**AIM OF THE TASK:** Tally the lines containing the word "customer", and report the tally alone.

**INPUT ROWS:**
..............................
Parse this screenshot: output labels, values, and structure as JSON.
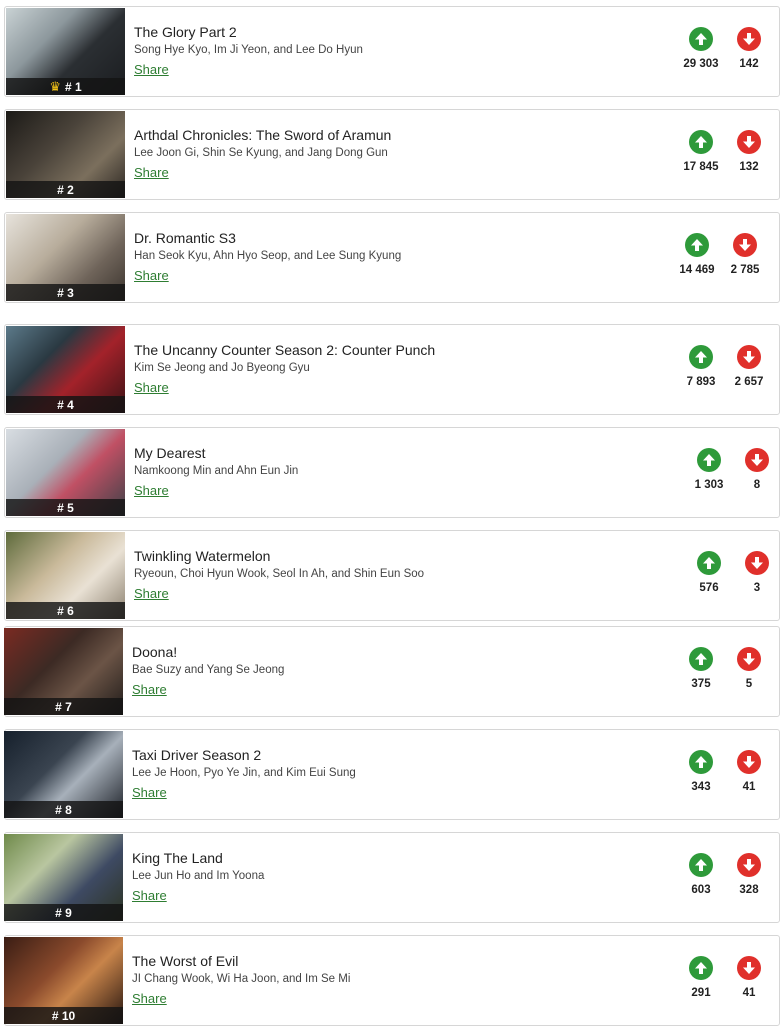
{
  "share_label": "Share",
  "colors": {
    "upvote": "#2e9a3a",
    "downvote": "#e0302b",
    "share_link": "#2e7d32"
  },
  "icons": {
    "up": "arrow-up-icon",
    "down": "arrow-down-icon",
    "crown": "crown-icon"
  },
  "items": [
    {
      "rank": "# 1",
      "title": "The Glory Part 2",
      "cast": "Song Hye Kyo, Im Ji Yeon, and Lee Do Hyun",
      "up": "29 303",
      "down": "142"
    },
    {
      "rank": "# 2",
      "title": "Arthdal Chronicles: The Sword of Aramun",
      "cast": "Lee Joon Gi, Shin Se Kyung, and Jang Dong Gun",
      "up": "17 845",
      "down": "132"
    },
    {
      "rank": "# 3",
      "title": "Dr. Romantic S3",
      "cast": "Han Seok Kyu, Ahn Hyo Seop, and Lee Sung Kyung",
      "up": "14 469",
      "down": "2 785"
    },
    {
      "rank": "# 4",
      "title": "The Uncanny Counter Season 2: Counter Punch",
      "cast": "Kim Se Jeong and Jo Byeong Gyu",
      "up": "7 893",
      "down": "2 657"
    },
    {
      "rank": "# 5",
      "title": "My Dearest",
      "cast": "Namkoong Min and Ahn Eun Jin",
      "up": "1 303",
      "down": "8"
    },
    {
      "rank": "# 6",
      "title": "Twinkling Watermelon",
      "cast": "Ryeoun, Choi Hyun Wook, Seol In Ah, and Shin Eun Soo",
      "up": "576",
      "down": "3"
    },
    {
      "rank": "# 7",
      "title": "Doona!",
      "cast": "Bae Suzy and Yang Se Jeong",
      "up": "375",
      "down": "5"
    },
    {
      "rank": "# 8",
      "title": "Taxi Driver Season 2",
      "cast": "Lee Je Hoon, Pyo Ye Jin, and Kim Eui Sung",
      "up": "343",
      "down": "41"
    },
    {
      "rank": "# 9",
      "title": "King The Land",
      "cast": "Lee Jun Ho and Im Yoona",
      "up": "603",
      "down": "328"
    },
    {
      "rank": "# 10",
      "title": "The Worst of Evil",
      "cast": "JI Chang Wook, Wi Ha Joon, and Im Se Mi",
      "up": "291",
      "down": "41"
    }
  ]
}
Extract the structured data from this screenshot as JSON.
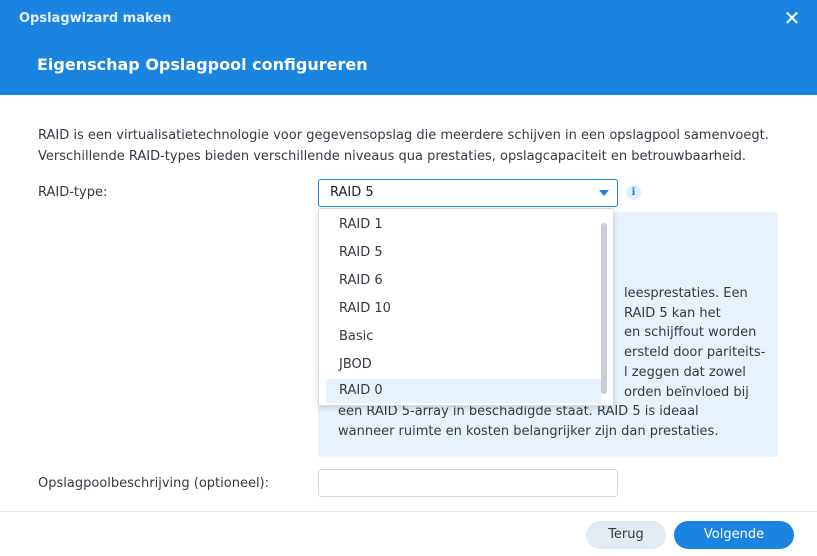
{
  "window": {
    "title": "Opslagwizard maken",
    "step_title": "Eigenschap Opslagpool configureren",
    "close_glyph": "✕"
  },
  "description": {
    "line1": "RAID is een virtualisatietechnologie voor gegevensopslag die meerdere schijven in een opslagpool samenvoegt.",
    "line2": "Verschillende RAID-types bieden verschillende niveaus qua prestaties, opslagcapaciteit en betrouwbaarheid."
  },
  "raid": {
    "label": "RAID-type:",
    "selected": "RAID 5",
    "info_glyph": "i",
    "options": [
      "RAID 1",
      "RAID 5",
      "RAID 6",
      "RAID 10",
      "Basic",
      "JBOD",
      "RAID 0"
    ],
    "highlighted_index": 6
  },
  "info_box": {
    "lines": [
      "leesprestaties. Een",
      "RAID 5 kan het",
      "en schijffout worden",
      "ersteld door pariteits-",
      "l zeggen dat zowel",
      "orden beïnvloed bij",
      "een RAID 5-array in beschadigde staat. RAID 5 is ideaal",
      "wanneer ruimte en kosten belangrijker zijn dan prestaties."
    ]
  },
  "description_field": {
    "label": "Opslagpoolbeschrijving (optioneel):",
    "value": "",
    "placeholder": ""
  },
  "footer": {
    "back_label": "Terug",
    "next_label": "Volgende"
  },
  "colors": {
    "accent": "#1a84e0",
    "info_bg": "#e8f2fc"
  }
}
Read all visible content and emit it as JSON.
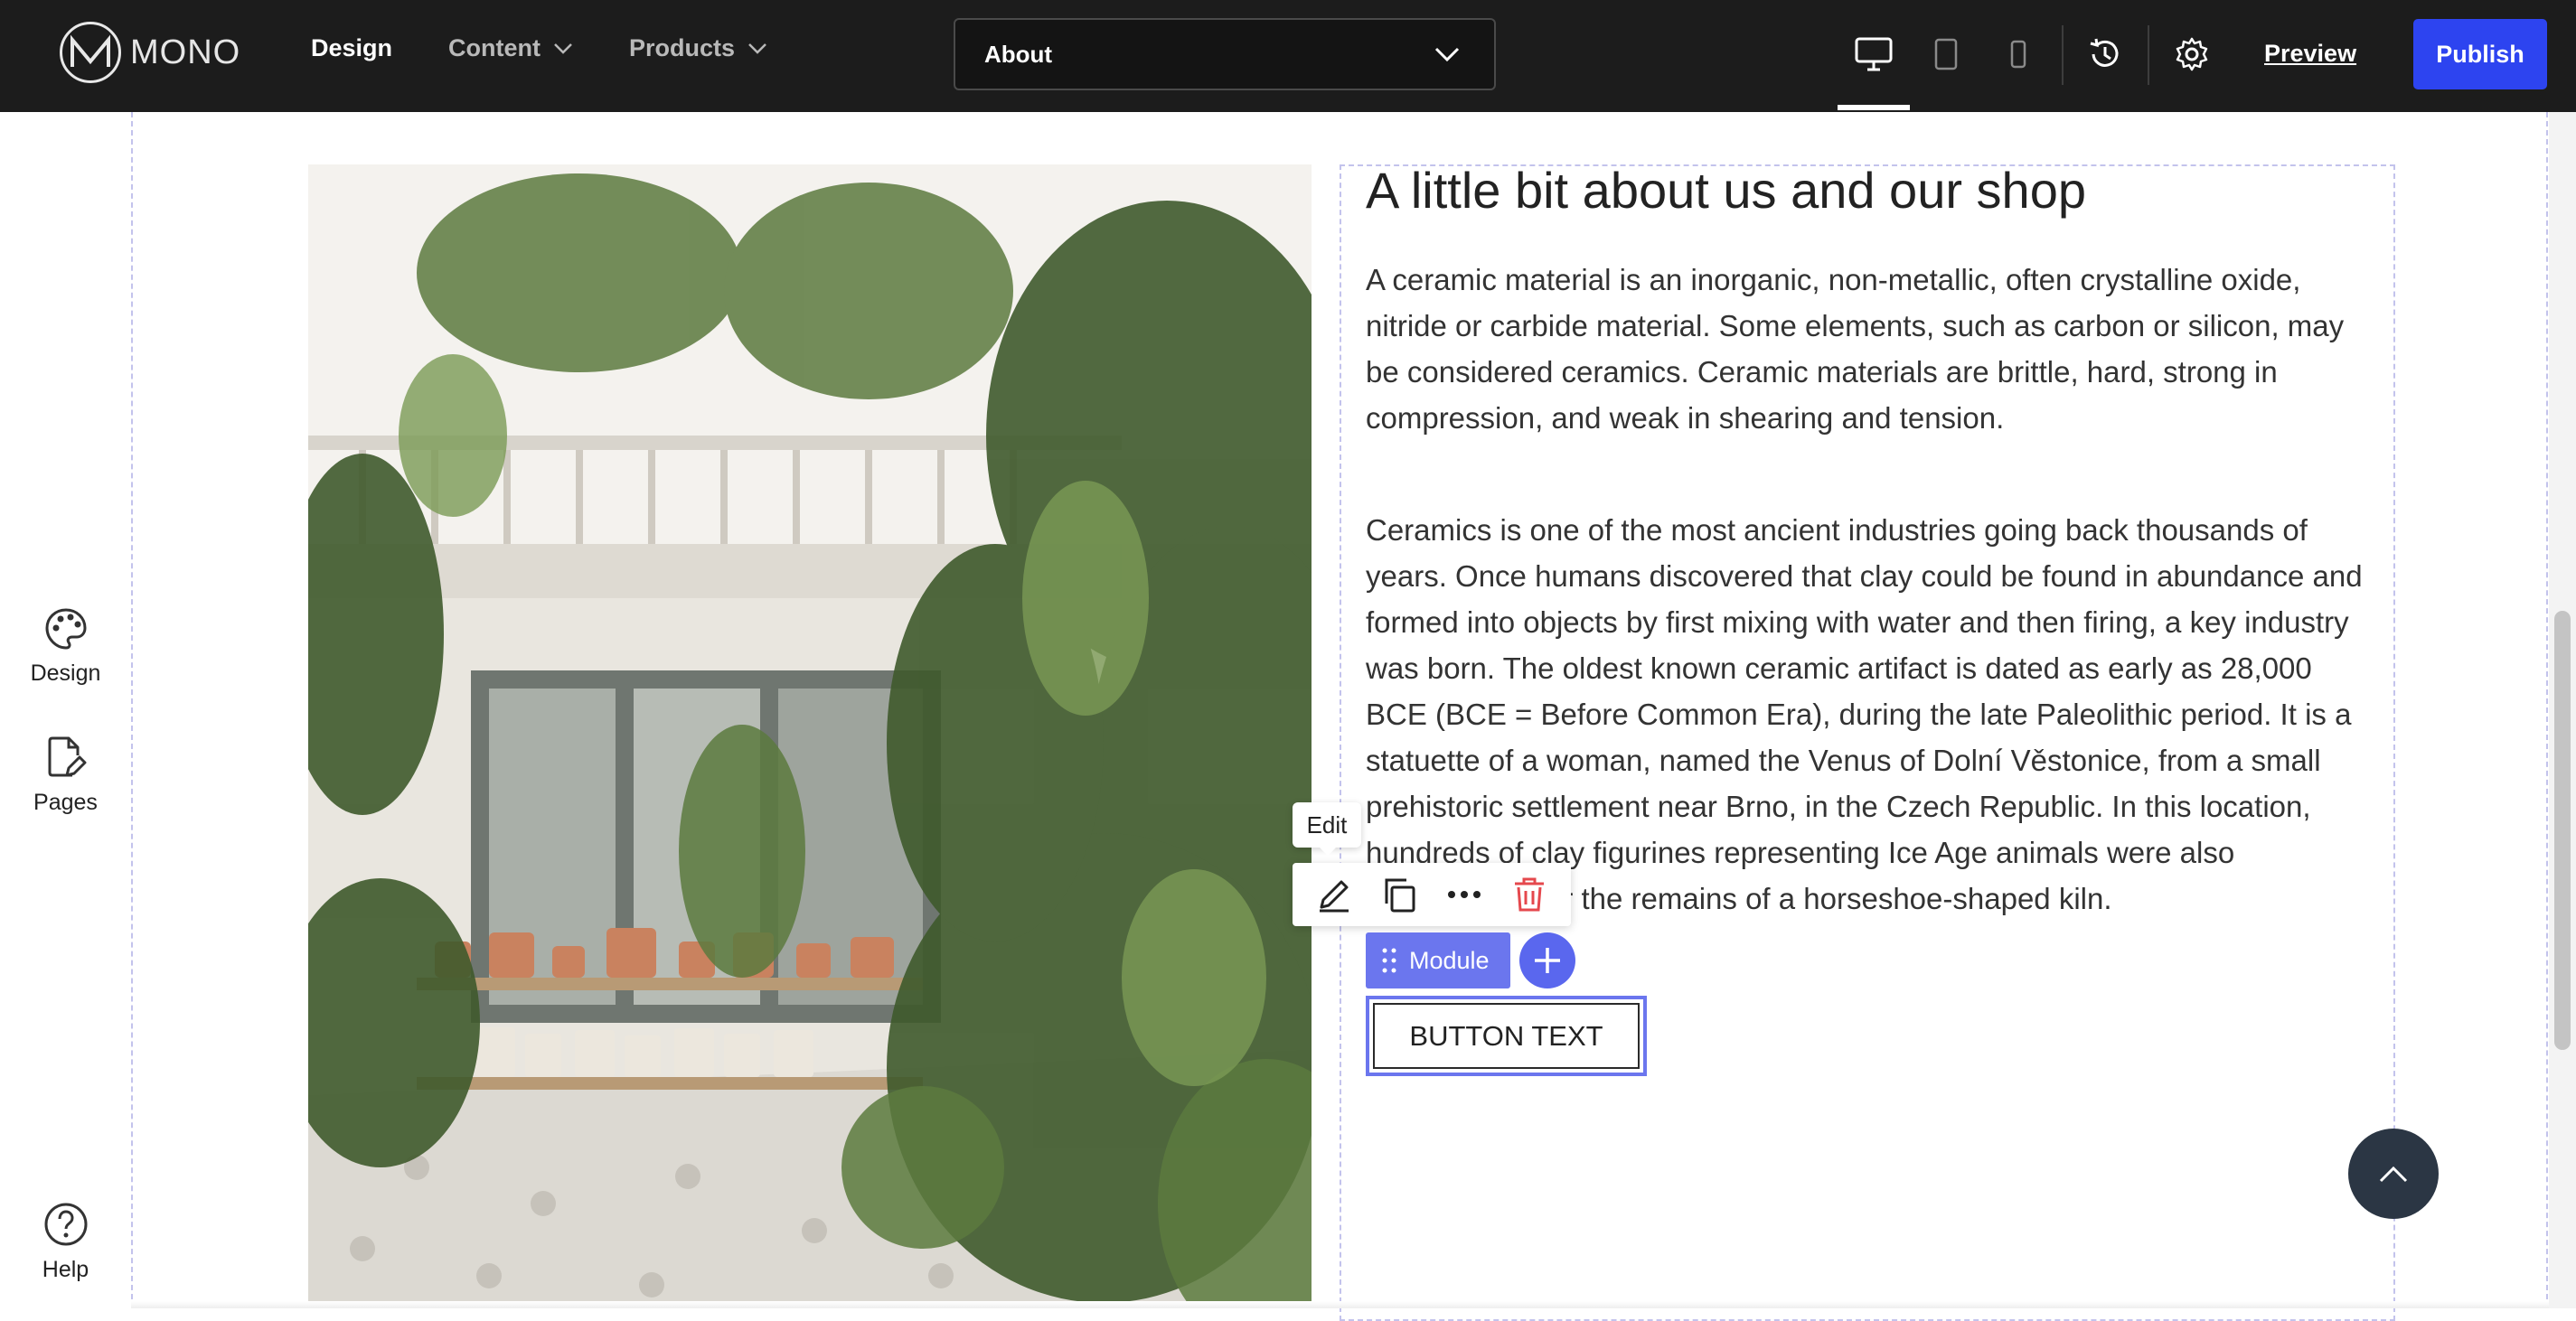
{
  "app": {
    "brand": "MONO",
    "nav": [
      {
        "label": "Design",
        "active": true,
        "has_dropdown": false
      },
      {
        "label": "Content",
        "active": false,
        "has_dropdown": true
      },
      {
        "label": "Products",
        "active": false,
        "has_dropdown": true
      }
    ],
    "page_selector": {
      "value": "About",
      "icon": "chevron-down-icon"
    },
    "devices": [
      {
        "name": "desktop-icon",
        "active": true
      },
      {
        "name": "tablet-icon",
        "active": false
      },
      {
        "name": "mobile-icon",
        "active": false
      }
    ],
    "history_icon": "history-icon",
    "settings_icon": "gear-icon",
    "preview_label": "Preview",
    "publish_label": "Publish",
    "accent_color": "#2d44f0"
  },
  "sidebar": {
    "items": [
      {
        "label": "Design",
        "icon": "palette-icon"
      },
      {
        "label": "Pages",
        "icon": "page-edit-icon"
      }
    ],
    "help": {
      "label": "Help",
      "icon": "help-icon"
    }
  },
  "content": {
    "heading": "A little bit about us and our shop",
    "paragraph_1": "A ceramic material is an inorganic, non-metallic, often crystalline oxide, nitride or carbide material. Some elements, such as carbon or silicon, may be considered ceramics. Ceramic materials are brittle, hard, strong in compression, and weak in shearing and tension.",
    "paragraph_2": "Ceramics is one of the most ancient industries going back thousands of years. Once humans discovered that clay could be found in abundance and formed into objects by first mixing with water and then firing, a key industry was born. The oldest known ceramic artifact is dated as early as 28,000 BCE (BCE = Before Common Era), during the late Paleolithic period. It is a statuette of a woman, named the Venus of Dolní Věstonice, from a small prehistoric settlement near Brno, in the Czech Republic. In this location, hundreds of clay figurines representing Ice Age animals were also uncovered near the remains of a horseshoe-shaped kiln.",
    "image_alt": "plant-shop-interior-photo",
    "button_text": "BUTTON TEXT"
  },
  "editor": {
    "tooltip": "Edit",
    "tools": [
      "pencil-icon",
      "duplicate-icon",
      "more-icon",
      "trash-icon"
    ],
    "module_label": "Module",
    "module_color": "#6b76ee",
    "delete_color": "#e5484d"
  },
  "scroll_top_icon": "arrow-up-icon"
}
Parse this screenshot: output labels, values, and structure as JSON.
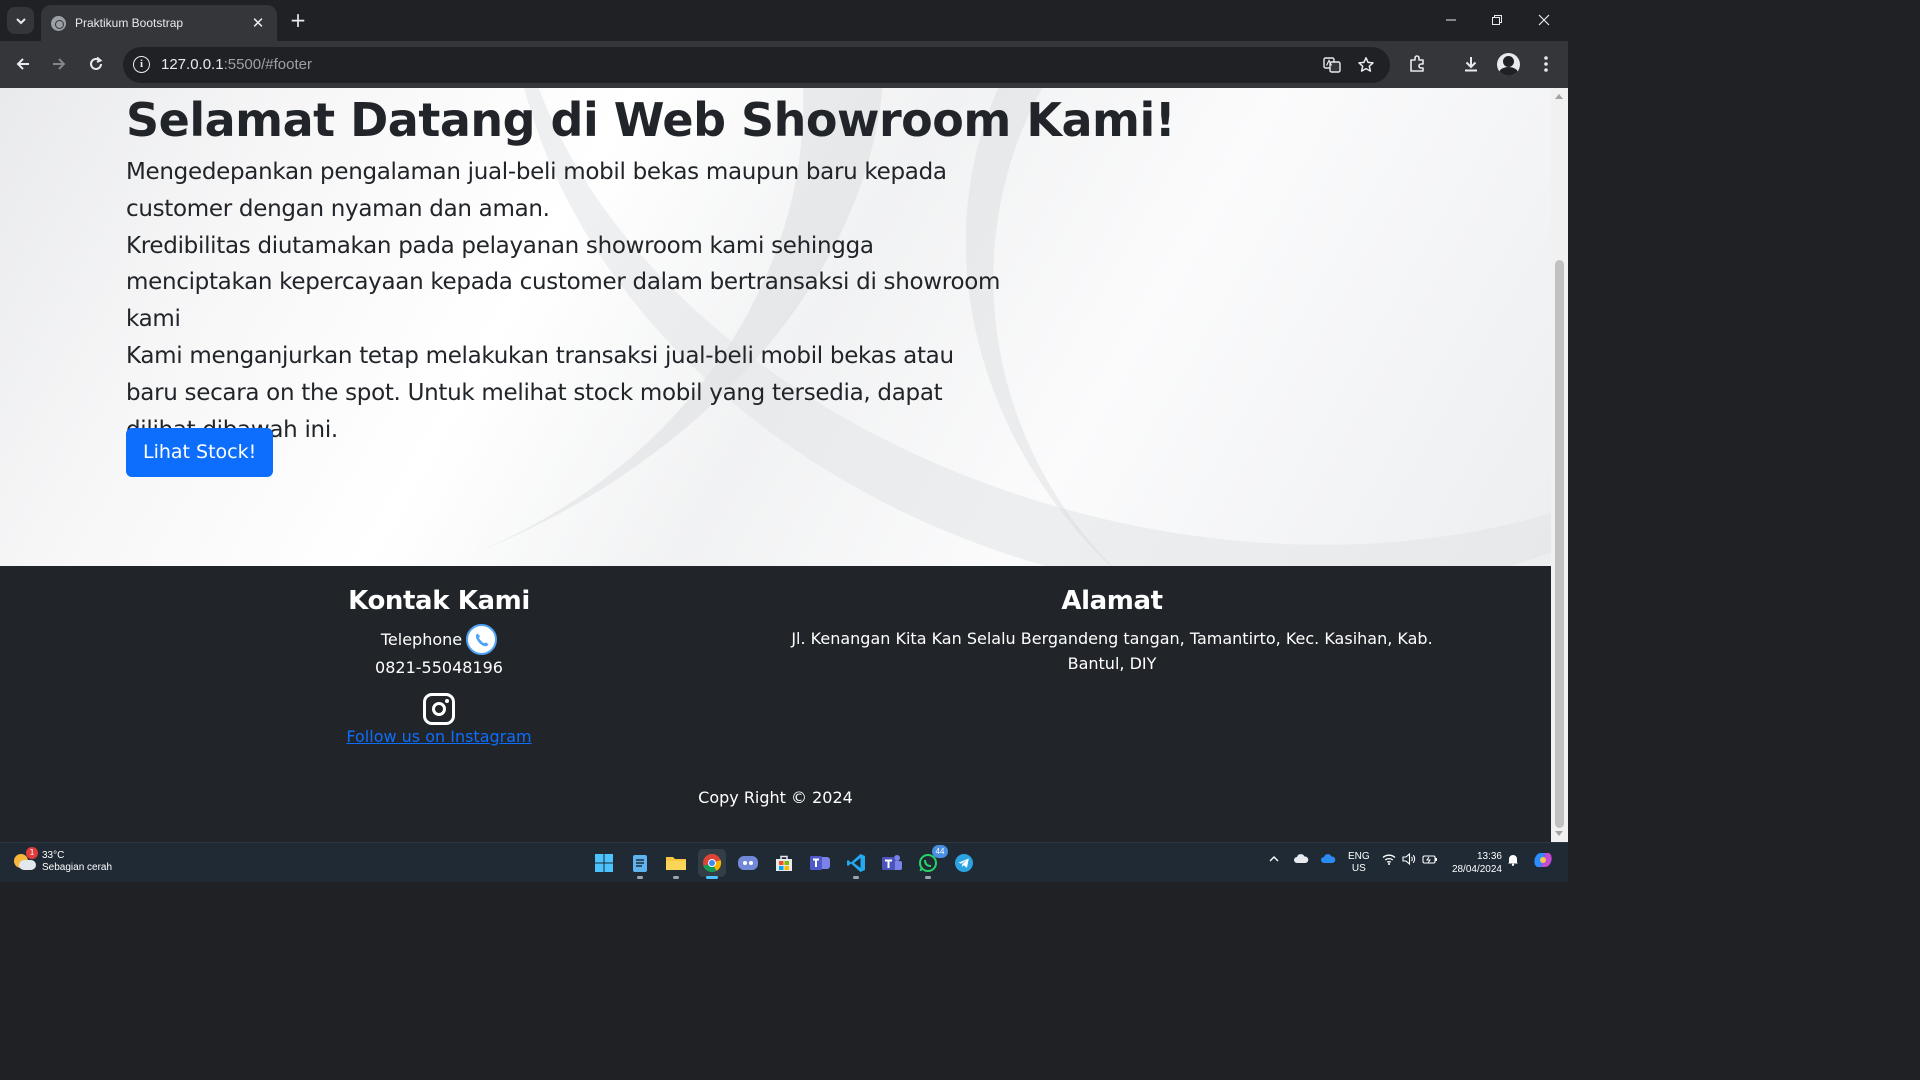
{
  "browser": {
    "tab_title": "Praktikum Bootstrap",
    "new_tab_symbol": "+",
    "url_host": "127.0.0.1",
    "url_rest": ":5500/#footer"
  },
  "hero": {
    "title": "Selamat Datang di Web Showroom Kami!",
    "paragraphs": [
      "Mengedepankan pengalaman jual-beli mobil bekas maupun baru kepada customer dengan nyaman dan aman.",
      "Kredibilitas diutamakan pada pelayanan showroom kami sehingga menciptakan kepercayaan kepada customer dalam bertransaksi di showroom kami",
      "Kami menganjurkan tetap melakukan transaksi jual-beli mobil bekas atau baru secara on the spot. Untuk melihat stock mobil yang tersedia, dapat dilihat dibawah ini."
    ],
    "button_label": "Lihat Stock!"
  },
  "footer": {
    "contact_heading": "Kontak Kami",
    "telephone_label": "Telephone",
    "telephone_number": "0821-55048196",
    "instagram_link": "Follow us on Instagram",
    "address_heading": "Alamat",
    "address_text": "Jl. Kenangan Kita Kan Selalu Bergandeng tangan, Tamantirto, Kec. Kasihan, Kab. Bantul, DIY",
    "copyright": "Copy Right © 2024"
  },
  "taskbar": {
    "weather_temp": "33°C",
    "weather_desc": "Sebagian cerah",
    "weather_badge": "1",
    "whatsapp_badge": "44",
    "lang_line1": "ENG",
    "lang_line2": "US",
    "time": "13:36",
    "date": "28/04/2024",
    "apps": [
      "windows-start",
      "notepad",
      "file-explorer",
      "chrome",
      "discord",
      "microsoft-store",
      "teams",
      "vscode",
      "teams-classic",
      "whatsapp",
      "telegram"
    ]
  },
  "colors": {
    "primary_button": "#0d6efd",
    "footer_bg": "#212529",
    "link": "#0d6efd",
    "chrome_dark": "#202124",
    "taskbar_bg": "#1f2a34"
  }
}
..............................
**FULL OUTPUT:** 2